* _SET EXERCISE 1_: Please turn the paragraph of the Messiah article that begins "A former member of Vancouver's Phoenix Chamber Choir" into a short list, keeping its main facts.

For tenor soloist Jonny Michel, George Frideric Handel’s Messiah is more than a Christmas tradition – it’s a work of “endless musical value.”

Michel is joining soloists Sinead White (soprano), Eric Kallo (baritone) and Dave Rosborough (bass) in the Chilliwack Symphony’s current Messiah in the Valley series, including performances in Vancouver, Chilliwack and Abbotsford.

Featuring the Belle Voci singers and the CSO’s Baroque chamber orchestra – and conducted by Paula DeWit (also maestra of the White Rock City Orchestra) – the composer’s 1741 masterpiece comes to Good Shepherd Church, 2250 150 St., Surrey, on Saturday, Dec. 16.

The CSO concert – which begins at 7:30 p.m. and is expected to run until 10:30 p.m. – will be the only performance of Messiah on the Semiahmoo Peninsula this holiday season.

“Paula DeWit is passionate about performing Messiah with an interpretation that is true to the performance practice of Handel’s era,” Michel told Peace Arch News.

“She has early music specialists playing in the orchestra, and is detailed in her musical decisions with regard to Baroque articulation and phrasing,” he added.

“This production is especially full of energy and intensity, particularly in the faster movements.”

The Langley-based lyric tenor, also a choral director at Langley Fine Arts School, has a special interest in oratorio and concert works.

A former member of Vancouver’s Phoenix Chamber Choir, Michel has been a featured soloist with the CSO and Belle Voci, as well as the Arioso Quartet, the Good Noise Vancouver Gospel Choir, the Gloria Dei Chorale, Evensong Chamber Singers, the United Voices Choir and the Kwantlen University chorus.

His performing resumé also includes appearances as a soloist with the UBC Orchestra, the UBC University Singers and UBC Opera at Bard on the Beach.

“One musical gift that I’ve always appreciated about Messiah is the word painting – Handel was a master at composing music that reflects the meaning of the text and his melodies paint an expressive picture of the text in each movement,” Michel said.

Bounding box entries:
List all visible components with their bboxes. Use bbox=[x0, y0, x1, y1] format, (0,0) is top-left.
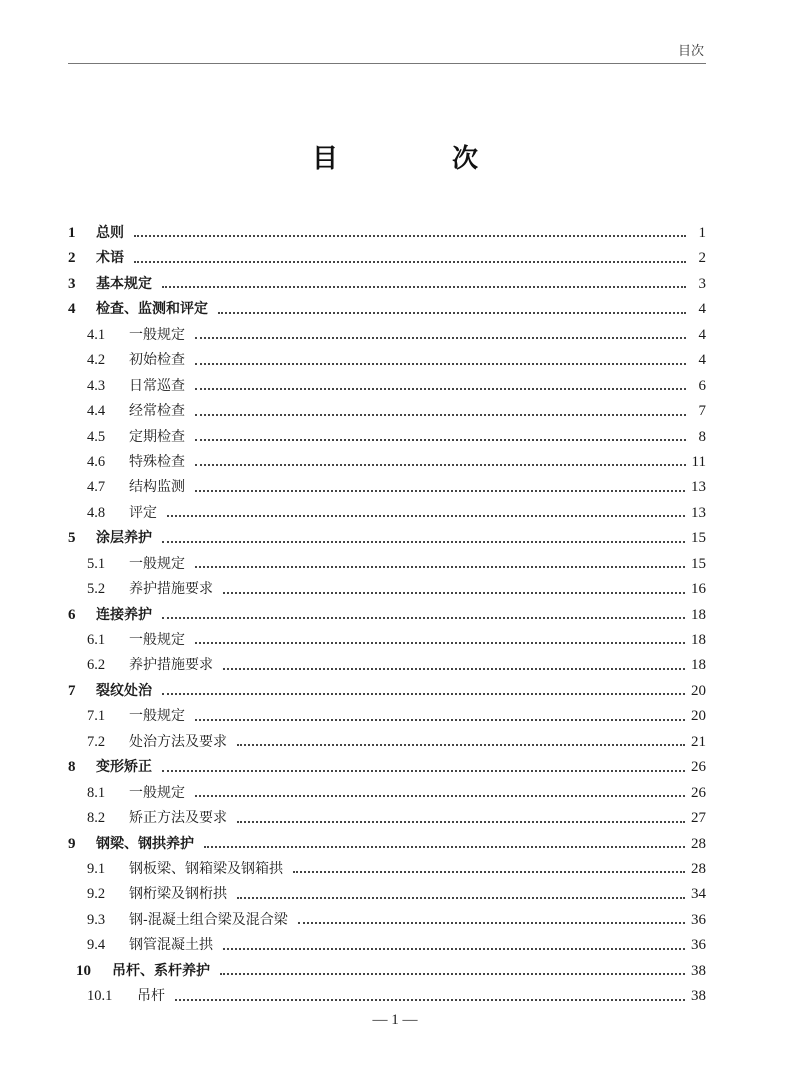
header-rule bbox=[68, 63, 706, 64]
toc-entry-label: 吊杆、系杆养护 bbox=[112, 962, 210, 979]
toc-entry-page: 16 bbox=[691, 581, 706, 598]
toc-entry-number: 8.1 bbox=[87, 784, 106, 801]
toc-section-entry[interactable] bbox=[68, 451, 706, 476]
toc-chapter-entry[interactable] bbox=[68, 273, 706, 298]
toc-entry-number: 7 bbox=[68, 682, 76, 699]
toc-entry-page: 28 bbox=[691, 860, 706, 877]
toc-entry-page: 38 bbox=[691, 988, 706, 1005]
toc-dot-leader bbox=[237, 897, 685, 899]
toc-entry-number: 4 bbox=[68, 301, 76, 318]
toc-dot-leader bbox=[175, 999, 685, 1001]
toc-entry-page: 18 bbox=[691, 632, 706, 648]
toc-dot-leader bbox=[195, 337, 686, 339]
toc-entry-number: 8.2 bbox=[87, 810, 106, 827]
toc-entry-number: 4.5 bbox=[87, 428, 106, 445]
toc-section-entry[interactable] bbox=[68, 349, 706, 374]
toc-entry-label: 总则 bbox=[96, 225, 124, 241]
toc-entry-page: 13 bbox=[691, 479, 706, 496]
toc-entry-page: 38 bbox=[691, 962, 706, 979]
toc-chapter-entry[interactable] bbox=[68, 604, 706, 629]
toc-dot-leader bbox=[162, 693, 685, 695]
toc-entry-label: 变形矫正 bbox=[96, 759, 152, 776]
toc-dot-leader bbox=[195, 642, 685, 644]
toc-entry-number: 2 bbox=[68, 250, 76, 267]
toc-dot-leader bbox=[195, 363, 686, 365]
toc-dot-leader bbox=[162, 541, 685, 543]
toc-entry-number: 4.6 bbox=[87, 453, 106, 470]
toc-dot-leader bbox=[218, 312, 686, 314]
toc-entry-page: 15 bbox=[691, 530, 706, 547]
toc-entry-number: 8 bbox=[68, 759, 76, 776]
toc-entry-page: 1 bbox=[698, 225, 706, 241]
toc-dot-leader bbox=[195, 566, 685, 568]
toc-section-entry[interactable] bbox=[68, 883, 706, 908]
toc-section-entry[interactable] bbox=[68, 782, 706, 807]
toc-dot-leader bbox=[298, 922, 685, 924]
toc-entry-number: 5 bbox=[68, 530, 76, 547]
toc-entry-page: 6 bbox=[698, 377, 706, 394]
toc-section-entry[interactable] bbox=[68, 578, 706, 603]
toc-section-entry[interactable] bbox=[68, 654, 706, 679]
toc-entry-number: 10 bbox=[76, 962, 91, 979]
toc-section-entry[interactable] bbox=[68, 426, 706, 451]
toc-entry-label: 钢板梁、钢箱梁及钢箱拱 bbox=[129, 860, 283, 877]
toc-entry-label: 处治方法及要求 bbox=[129, 733, 227, 750]
toc-entry-label: 钢-混凝土组合梁及混合梁 bbox=[129, 911, 288, 928]
toc-dot-leader bbox=[223, 668, 685, 670]
toc-entry-page: 4 bbox=[698, 326, 706, 343]
toc-entry-number: 4.2 bbox=[87, 352, 106, 369]
toc-dot-leader bbox=[195, 439, 686, 441]
toc-entry-number: 9.4 bbox=[87, 937, 106, 954]
toc-entry-number: 9.3 bbox=[87, 911, 106, 928]
toc-entry-label: 基本规定 bbox=[96, 275, 152, 292]
toc-dot-leader bbox=[195, 464, 686, 466]
toc-entry-page: 13 bbox=[691, 504, 706, 521]
toc-entry-page: 20 bbox=[691, 682, 706, 699]
toc-dot-leader bbox=[134, 235, 686, 237]
toc-entry-page: 18 bbox=[691, 606, 706, 623]
toc-entry-label: 日常巡查 bbox=[129, 377, 185, 394]
toc-chapter-entry[interactable] bbox=[68, 298, 706, 323]
toc-dot-leader bbox=[162, 617, 685, 619]
toc-entry-number: 9 bbox=[68, 835, 76, 852]
toc-entry-number: 6.1 bbox=[87, 632, 106, 648]
toc-entry-label: 一般规定 bbox=[129, 632, 185, 648]
toc-entry-label: 一般规定 bbox=[129, 555, 185, 572]
toc-entry-page: 15 bbox=[691, 555, 706, 572]
toc-chapter-entry[interactable] bbox=[68, 247, 706, 272]
toc-entry-label: 一般规定 bbox=[129, 326, 185, 343]
toc-section-entry[interactable] bbox=[68, 375, 706, 400]
running-header: 目次 bbox=[677, 44, 704, 59]
toc-entry-number: 6.2 bbox=[87, 657, 106, 674]
toc-entry-number: 3 bbox=[68, 275, 76, 292]
toc-entry-page: 18 bbox=[691, 657, 706, 674]
toc-entry-label: 一般规定 bbox=[129, 708, 185, 725]
toc-entry-label: 裂纹处治 bbox=[96, 682, 152, 699]
toc-chapter-entry[interactable] bbox=[68, 833, 706, 858]
toc-entry-label: 连接养护 bbox=[96, 606, 152, 623]
toc-dot-leader bbox=[162, 286, 686, 288]
toc-dot-leader bbox=[195, 490, 685, 492]
toc-section-entry[interactable] bbox=[68, 502, 706, 527]
toc-entry-number: 1 bbox=[68, 225, 76, 241]
toc-entry-number: 7.2 bbox=[87, 733, 106, 750]
toc-entry-label: 钢梁、钢拱养护 bbox=[96, 835, 194, 852]
toc-entry-number: 9.1 bbox=[87, 860, 106, 877]
toc-entry-number: 10.1 bbox=[87, 988, 113, 1005]
toc-entry-number: 4.7 bbox=[87, 479, 106, 496]
toc-section-entry[interactable] bbox=[68, 629, 706, 654]
toc-entry-page: 21 bbox=[691, 733, 706, 750]
toc-entry-number: 9.2 bbox=[87, 886, 106, 903]
toc-section-entry[interactable] bbox=[68, 324, 706, 349]
toc-chapter-entry[interactable] bbox=[68, 527, 706, 552]
toc-dot-leader bbox=[237, 744, 685, 746]
toc-chapter-entry[interactable] bbox=[68, 960, 706, 985]
toc-dot-leader bbox=[195, 795, 685, 797]
toc-dot-leader bbox=[162, 770, 685, 772]
toc-dot-leader bbox=[220, 973, 685, 975]
toc-entry-page: 27 bbox=[691, 810, 706, 827]
toc-entry-number: 7.1 bbox=[87, 708, 106, 725]
toc-entry-label: 定期检查 bbox=[129, 428, 185, 445]
toc-section-entry[interactable] bbox=[68, 909, 706, 934]
toc-section-entry[interactable] bbox=[68, 553, 706, 578]
toc-chapter-entry[interactable] bbox=[68, 756, 706, 781]
toc-entry-page: 28 bbox=[691, 835, 706, 852]
toc-entry-label: 检查、监测和评定 bbox=[96, 301, 208, 318]
toc-entry-label: 钢管混凝土拱 bbox=[129, 937, 213, 954]
toc-entry-page: 26 bbox=[691, 759, 706, 776]
toc-dot-leader bbox=[223, 592, 685, 594]
toc-entry-number: 5.1 bbox=[87, 555, 106, 572]
toc-dot-leader bbox=[204, 846, 685, 848]
toc-entry-label: 经常检查 bbox=[129, 403, 185, 420]
toc-section-entry[interactable] bbox=[68, 476, 706, 501]
toc-dot-leader bbox=[167, 515, 685, 517]
toc-dot-leader bbox=[195, 388, 686, 390]
toc-entry-page: 36 bbox=[691, 937, 706, 954]
toc-entry-label: 吊杆 bbox=[137, 988, 165, 1005]
toc-section-entry[interactable] bbox=[68, 858, 706, 883]
toc-entry-number: 4.1 bbox=[87, 326, 106, 343]
toc-entry-page: 4 bbox=[698, 352, 706, 369]
toc-entry-page: 3 bbox=[698, 275, 706, 292]
toc-entry-label: 养护措施要求 bbox=[129, 657, 213, 674]
toc-entry-label: 特殊检查 bbox=[129, 453, 185, 470]
toc-entry-label: 钢桁梁及钢桁拱 bbox=[129, 886, 227, 903]
toc-dot-leader bbox=[237, 821, 685, 823]
toc-entry-label: 矫正方法及要求 bbox=[129, 810, 227, 827]
toc-entry-page: 8 bbox=[698, 428, 706, 445]
toc-entry-label: 初始检查 bbox=[129, 352, 185, 369]
toc-dot-leader bbox=[293, 871, 685, 873]
toc-entry-page: 26 bbox=[691, 784, 706, 801]
toc-section-entry[interactable] bbox=[68, 807, 706, 832]
toc-entry-number: 4.4 bbox=[87, 403, 106, 420]
toc-entry-number: 4.3 bbox=[87, 377, 106, 394]
toc-chapter-entry[interactable] bbox=[68, 680, 706, 705]
toc-entry-page: 20 bbox=[691, 708, 706, 725]
toc-entry-label: 评定 bbox=[129, 504, 157, 521]
toc-entry-label: 一般规定 bbox=[129, 784, 185, 801]
toc-dot-leader bbox=[223, 948, 685, 950]
toc-entry-label: 术语 bbox=[96, 250, 124, 267]
toc-entry-label: 养护措施要求 bbox=[129, 581, 213, 598]
toc-chapter-entry[interactable] bbox=[68, 222, 706, 247]
toc-entry-number: 5.2 bbox=[87, 581, 106, 598]
toc-entry-label: 结构监测 bbox=[129, 479, 185, 496]
toc-section-entry[interactable] bbox=[68, 934, 706, 959]
page-title: 目 次 bbox=[311, 144, 522, 174]
toc-entry-page: 4 bbox=[698, 301, 706, 318]
toc-dot-leader bbox=[195, 719, 685, 721]
toc-entry-page: 2 bbox=[698, 250, 706, 267]
toc-dot-leader bbox=[195, 414, 686, 416]
toc-entry-page: 11 bbox=[691, 453, 706, 470]
toc-entry-page: 7 bbox=[698, 403, 706, 420]
toc-entry-page: 36 bbox=[691, 911, 706, 928]
toc-entry-number: 4.8 bbox=[87, 504, 106, 521]
toc-section-entry[interactable] bbox=[68, 731, 706, 756]
toc-dot-leader bbox=[134, 261, 686, 263]
toc-section-entry[interactable] bbox=[68, 705, 706, 730]
toc-entry-page: 34 bbox=[691, 886, 706, 903]
toc-section-entry[interactable] bbox=[68, 400, 706, 425]
toc-section-entry[interactable] bbox=[68, 985, 706, 1010]
table-of-contents bbox=[68, 222, 706, 1011]
toc-entry-label: 涂层养护 bbox=[96, 530, 152, 547]
toc-entry-number: 6 bbox=[68, 606, 76, 623]
page-number: — 1 — bbox=[372, 1012, 418, 1028]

* _SET EXERCISE 2_: From the bounding box entries, pull out the lines between the one holding "header-rule bbox=[68, 63, 706, 64]" and the one holding "toc-dot-leader bbox=[195, 337, 686, 339]", inclusive, and reproduce them without changes.

* _WRITTEN REPLY 1_:
- Former member of Vancouver's Phoenix Chamber Choir
- Featured soloist with:
  - the CSO
  - Belle Voci
  - the Arioso Quartet
  - the Good Noise Vancouver Gospel Choir
  - the Gloria Dei Chorale
  - Evensong Chamber Singers
  - the United Voices Choir
  - the Kwantlen University chorus

* _WRITTEN REPLY 2_:
header-rule bbox=[68, 63, 706, 64]
toc-entry-label: 吊杆、系杆养护 bbox=[112, 962, 210, 979]
toc-entry-page: 16 bbox=[691, 581, 706, 598]
toc-entry-number: 8.1 bbox=[87, 784, 106, 801]
toc-section-entry[interactable] bbox=[68, 451, 706, 476]
toc-chapter-entry[interactable] bbox=[68, 273, 706, 298]
toc-entry-number: 7 bbox=[68, 682, 76, 699]
toc-entry-page: 28 bbox=[691, 860, 706, 877]
toc-entry-page: 38 bbox=[691, 988, 706, 1005]
toc-dot-leader bbox=[237, 897, 685, 899]
toc-entry-number: 4 bbox=[68, 301, 76, 318]
toc-dot-leader bbox=[175, 999, 685, 1001]
toc-entry-page: 18 bbox=[691, 632, 706, 648]
toc-dot-leader bbox=[195, 337, 686, 339]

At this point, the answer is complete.